┌─ Supplied data
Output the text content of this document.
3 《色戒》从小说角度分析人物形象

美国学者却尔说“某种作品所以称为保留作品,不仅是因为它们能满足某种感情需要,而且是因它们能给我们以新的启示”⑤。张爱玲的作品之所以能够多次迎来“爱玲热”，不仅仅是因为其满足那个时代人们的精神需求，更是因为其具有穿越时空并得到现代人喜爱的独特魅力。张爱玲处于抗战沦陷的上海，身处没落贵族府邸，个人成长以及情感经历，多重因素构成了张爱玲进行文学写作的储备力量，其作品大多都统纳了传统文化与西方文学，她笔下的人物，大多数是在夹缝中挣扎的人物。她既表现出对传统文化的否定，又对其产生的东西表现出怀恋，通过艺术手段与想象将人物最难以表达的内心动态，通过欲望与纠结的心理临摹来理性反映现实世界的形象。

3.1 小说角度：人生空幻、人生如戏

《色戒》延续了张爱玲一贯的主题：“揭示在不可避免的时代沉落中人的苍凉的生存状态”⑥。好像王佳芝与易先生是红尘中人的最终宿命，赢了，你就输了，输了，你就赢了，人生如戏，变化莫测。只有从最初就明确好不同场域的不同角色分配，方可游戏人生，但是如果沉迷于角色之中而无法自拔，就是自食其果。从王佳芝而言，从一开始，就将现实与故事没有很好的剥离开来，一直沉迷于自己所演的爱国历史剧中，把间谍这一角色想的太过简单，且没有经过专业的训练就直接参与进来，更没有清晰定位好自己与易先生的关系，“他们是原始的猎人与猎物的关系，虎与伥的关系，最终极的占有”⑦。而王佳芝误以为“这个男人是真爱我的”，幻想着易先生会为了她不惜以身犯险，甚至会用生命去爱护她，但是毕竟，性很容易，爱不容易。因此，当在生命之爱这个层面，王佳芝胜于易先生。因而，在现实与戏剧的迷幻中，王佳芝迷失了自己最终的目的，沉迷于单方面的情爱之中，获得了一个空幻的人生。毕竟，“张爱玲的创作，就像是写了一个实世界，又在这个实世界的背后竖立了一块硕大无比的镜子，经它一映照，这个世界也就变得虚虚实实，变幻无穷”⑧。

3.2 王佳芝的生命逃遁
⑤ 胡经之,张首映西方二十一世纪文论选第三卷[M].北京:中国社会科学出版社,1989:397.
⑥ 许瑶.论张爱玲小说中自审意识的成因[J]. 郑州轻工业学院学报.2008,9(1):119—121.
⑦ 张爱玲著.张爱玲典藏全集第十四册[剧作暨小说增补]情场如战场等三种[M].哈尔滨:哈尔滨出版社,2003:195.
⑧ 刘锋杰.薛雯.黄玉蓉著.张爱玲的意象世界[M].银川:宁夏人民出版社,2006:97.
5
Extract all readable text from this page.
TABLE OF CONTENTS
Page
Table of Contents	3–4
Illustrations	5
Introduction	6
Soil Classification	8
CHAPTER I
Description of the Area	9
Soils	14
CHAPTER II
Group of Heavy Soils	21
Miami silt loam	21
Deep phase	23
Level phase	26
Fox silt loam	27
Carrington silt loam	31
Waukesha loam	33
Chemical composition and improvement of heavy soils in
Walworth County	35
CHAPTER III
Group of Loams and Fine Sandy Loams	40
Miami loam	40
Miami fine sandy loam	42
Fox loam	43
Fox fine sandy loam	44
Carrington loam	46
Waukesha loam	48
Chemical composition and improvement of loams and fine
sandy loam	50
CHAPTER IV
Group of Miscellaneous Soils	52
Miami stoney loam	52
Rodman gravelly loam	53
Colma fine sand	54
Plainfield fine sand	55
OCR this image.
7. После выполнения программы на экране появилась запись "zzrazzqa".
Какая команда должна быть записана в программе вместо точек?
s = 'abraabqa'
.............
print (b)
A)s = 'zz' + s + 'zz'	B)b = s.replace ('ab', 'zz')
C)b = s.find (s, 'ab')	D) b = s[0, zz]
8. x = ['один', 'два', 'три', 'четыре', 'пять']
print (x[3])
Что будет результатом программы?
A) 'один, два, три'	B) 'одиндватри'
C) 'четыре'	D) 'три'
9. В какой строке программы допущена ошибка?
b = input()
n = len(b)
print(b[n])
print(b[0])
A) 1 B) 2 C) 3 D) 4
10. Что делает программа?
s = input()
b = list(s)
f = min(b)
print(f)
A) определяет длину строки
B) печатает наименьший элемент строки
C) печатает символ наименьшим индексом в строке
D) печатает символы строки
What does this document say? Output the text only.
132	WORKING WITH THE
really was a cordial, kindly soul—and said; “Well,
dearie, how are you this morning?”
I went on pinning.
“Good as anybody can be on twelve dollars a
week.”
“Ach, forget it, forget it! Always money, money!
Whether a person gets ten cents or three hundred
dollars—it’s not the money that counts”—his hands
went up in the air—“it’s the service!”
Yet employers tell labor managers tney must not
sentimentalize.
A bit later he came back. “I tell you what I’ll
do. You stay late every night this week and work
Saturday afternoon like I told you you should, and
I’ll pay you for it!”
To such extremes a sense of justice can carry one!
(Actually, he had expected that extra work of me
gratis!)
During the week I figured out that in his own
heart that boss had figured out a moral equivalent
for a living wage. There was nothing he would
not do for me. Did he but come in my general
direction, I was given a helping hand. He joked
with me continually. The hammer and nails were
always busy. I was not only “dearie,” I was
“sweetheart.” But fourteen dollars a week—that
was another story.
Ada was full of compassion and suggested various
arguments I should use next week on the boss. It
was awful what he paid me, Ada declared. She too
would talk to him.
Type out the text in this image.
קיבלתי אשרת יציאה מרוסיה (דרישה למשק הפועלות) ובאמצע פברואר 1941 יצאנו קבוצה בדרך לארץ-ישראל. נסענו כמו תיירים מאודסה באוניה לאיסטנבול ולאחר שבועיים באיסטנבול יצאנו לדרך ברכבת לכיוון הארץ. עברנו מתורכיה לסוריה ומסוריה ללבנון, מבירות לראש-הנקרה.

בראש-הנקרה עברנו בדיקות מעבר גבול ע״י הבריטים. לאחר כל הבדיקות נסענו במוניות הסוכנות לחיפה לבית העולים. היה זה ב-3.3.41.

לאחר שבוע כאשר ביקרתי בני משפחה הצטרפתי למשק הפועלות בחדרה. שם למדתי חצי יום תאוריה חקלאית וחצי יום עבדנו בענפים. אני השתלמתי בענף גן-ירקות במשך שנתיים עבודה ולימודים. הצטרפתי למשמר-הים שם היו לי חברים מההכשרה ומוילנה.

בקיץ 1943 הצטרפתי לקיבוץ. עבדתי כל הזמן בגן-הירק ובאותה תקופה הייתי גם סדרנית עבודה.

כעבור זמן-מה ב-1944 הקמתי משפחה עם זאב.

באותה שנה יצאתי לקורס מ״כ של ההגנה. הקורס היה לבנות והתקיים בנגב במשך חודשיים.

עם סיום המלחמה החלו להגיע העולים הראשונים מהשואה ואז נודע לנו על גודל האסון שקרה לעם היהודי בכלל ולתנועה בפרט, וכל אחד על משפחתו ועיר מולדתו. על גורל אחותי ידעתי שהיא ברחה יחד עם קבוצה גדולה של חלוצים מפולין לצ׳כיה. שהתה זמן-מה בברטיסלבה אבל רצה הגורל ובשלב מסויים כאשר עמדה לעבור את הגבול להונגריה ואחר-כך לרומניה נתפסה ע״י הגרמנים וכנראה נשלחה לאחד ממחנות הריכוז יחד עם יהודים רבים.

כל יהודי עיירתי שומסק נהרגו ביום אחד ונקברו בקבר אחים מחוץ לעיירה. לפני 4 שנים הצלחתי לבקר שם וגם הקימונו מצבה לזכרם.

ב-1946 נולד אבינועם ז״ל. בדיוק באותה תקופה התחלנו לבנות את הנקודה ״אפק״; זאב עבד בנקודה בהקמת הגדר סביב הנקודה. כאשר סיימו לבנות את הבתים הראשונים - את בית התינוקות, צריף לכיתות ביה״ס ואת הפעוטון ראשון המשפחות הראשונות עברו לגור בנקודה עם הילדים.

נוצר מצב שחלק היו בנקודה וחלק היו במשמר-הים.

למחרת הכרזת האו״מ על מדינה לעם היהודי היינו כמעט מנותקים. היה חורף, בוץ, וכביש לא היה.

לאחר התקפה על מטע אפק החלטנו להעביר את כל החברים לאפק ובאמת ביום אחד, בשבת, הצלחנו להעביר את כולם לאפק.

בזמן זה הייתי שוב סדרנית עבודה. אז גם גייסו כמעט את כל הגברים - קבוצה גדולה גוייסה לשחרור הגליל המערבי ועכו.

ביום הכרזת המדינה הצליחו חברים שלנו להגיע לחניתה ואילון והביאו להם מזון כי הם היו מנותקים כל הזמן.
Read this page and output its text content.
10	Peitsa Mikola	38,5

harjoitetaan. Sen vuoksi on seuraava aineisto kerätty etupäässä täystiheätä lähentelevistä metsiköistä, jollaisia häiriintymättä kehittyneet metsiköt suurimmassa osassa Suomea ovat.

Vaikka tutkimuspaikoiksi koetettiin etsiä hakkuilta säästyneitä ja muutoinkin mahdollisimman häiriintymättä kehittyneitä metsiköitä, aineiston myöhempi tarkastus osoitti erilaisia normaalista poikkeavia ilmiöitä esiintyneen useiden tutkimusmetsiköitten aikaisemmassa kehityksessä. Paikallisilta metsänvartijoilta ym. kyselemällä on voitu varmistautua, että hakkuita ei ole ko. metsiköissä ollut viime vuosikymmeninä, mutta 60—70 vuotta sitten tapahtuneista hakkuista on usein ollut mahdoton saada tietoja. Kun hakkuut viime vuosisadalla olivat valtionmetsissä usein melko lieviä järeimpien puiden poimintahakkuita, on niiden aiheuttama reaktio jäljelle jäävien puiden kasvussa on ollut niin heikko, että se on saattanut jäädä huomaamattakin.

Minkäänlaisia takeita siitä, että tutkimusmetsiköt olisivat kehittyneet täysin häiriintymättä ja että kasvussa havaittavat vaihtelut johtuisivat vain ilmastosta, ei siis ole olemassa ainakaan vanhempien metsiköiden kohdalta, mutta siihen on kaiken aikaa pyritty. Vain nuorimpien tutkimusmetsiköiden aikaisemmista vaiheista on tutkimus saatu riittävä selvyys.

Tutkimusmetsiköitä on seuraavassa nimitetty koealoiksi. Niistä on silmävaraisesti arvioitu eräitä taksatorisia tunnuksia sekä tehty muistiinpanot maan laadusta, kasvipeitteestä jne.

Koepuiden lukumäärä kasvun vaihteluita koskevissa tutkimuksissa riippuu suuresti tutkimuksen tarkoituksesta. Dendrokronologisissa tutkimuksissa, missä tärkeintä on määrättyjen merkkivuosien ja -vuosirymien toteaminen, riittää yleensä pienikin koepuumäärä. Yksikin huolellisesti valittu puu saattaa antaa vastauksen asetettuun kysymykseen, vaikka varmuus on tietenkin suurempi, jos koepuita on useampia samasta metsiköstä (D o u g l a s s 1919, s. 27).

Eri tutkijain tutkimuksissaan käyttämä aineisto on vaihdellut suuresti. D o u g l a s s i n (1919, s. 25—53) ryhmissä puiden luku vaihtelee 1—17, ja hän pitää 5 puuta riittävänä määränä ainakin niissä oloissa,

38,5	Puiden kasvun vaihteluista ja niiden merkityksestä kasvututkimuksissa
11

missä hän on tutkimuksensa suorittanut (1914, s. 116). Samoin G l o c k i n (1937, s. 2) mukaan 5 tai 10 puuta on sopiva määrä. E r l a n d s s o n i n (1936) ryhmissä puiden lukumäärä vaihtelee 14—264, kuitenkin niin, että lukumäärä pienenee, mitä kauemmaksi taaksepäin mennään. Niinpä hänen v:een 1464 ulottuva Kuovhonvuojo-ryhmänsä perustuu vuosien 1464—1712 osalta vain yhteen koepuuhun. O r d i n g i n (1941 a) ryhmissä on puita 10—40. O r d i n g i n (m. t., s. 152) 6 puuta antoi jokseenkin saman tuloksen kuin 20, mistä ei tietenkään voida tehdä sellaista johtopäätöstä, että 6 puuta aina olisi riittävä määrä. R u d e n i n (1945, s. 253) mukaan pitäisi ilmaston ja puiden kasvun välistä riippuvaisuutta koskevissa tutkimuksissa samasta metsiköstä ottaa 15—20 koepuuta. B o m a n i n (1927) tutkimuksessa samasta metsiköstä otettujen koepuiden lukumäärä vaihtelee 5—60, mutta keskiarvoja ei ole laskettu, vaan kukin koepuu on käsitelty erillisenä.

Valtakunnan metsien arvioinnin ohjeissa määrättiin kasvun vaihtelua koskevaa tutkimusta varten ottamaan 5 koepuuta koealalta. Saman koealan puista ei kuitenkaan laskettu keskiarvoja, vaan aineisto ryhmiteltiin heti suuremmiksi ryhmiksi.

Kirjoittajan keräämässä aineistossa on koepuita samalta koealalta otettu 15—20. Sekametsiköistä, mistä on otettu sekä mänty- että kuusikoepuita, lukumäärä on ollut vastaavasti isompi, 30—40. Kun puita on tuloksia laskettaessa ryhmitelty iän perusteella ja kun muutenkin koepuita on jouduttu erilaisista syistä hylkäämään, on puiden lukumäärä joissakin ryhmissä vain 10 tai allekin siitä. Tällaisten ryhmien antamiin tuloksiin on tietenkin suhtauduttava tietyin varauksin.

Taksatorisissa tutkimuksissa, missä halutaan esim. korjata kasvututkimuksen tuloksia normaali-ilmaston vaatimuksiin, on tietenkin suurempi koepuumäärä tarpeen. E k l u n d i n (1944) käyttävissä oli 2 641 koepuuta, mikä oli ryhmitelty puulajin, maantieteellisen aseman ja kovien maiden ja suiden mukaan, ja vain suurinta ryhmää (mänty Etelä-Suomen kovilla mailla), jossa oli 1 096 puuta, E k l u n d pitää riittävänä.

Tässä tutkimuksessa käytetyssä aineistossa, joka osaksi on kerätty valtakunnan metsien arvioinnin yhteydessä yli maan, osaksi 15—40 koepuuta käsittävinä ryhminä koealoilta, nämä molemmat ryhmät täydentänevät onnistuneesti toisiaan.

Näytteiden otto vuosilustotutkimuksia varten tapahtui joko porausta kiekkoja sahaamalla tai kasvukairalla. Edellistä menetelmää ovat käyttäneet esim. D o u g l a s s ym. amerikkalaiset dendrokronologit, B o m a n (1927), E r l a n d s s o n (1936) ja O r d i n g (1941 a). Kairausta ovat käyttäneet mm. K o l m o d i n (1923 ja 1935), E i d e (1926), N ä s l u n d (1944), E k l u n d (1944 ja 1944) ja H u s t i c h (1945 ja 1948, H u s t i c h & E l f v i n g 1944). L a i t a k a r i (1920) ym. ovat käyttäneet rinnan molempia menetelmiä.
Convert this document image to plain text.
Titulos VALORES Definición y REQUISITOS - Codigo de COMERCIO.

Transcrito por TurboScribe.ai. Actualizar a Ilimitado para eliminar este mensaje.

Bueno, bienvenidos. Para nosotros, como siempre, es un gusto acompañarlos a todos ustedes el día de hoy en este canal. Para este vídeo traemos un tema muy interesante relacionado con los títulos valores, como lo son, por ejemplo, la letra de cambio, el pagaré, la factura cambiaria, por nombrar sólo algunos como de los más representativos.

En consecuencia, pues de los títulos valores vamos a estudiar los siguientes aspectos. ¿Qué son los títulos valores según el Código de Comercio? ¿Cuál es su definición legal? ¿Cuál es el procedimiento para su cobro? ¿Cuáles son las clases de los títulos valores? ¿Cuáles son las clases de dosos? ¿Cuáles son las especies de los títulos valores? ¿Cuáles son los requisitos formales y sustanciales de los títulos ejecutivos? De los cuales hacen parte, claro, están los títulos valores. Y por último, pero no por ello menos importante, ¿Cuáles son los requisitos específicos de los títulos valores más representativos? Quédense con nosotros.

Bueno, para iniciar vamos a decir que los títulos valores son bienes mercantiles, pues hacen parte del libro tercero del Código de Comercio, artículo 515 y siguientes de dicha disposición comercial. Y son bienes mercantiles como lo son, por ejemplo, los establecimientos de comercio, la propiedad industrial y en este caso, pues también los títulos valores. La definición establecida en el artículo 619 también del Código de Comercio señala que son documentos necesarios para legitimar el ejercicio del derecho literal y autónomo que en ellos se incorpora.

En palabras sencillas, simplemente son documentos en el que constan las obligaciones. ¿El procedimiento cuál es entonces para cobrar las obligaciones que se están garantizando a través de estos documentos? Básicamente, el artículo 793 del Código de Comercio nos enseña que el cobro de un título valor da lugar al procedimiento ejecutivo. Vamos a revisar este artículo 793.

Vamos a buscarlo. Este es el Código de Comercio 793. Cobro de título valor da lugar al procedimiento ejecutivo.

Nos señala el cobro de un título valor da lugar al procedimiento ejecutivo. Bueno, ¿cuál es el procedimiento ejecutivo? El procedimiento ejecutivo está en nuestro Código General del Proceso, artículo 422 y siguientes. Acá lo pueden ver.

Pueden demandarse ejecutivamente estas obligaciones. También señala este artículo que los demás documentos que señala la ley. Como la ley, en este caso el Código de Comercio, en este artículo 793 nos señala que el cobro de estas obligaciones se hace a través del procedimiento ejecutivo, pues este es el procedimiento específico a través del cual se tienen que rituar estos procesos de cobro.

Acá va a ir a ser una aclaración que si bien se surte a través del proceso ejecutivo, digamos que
└─
Search the data above for the word "boss", then gather each line in which it appears.

• [Solution]:
heart that boss had figured out a moral equivalent
arguments I should use next week on the boss. It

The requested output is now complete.